<<<<

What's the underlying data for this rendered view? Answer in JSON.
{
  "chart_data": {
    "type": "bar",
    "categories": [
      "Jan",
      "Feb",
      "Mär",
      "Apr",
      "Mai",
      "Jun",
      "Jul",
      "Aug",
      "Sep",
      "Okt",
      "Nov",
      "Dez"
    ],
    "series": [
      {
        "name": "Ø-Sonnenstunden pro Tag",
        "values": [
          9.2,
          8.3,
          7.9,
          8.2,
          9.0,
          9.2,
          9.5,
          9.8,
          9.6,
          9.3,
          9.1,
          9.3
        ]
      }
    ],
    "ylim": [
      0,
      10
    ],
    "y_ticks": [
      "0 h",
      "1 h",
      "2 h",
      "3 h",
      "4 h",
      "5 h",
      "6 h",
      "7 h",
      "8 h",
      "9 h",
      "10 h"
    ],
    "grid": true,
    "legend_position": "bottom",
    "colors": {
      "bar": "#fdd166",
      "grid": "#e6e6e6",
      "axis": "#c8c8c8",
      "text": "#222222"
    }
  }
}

>>>>
<<<<

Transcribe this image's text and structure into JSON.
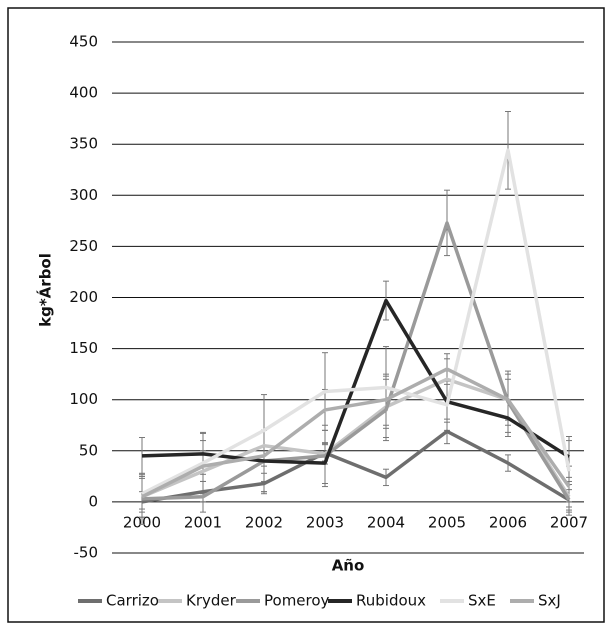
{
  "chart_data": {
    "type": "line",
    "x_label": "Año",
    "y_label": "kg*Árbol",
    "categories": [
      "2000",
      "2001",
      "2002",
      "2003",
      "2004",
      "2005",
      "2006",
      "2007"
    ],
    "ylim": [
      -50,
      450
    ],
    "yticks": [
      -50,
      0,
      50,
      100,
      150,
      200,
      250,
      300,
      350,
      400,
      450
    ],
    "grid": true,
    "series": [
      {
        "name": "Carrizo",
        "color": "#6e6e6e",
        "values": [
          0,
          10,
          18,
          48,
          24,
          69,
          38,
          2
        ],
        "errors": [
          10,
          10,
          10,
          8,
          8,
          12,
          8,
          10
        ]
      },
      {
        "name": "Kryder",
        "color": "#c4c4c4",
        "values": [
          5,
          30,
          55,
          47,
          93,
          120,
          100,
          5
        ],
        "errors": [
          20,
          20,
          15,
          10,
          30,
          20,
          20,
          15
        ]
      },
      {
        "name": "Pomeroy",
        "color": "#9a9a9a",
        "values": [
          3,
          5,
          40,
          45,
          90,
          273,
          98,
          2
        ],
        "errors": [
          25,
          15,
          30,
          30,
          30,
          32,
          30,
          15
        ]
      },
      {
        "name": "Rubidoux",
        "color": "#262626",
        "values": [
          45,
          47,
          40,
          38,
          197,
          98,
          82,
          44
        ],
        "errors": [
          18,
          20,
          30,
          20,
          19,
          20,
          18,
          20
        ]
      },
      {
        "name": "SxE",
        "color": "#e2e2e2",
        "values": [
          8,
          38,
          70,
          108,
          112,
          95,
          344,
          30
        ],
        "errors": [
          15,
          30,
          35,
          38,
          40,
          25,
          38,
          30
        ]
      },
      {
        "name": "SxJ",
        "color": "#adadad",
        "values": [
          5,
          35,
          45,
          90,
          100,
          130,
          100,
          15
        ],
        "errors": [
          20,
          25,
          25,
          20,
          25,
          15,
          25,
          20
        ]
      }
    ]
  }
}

>>>>

Your objective -
Copy every line that includes the string "name" from the material above.

Complete answer -
        "name": "Ø-Sonnenstunden pro Tag",
        "name": "Carrizo",
        "name": "Kryder",
        "name": "Pomeroy",
        "name": "Rubidoux",
        "name": "SxE",
        "name": "SxJ",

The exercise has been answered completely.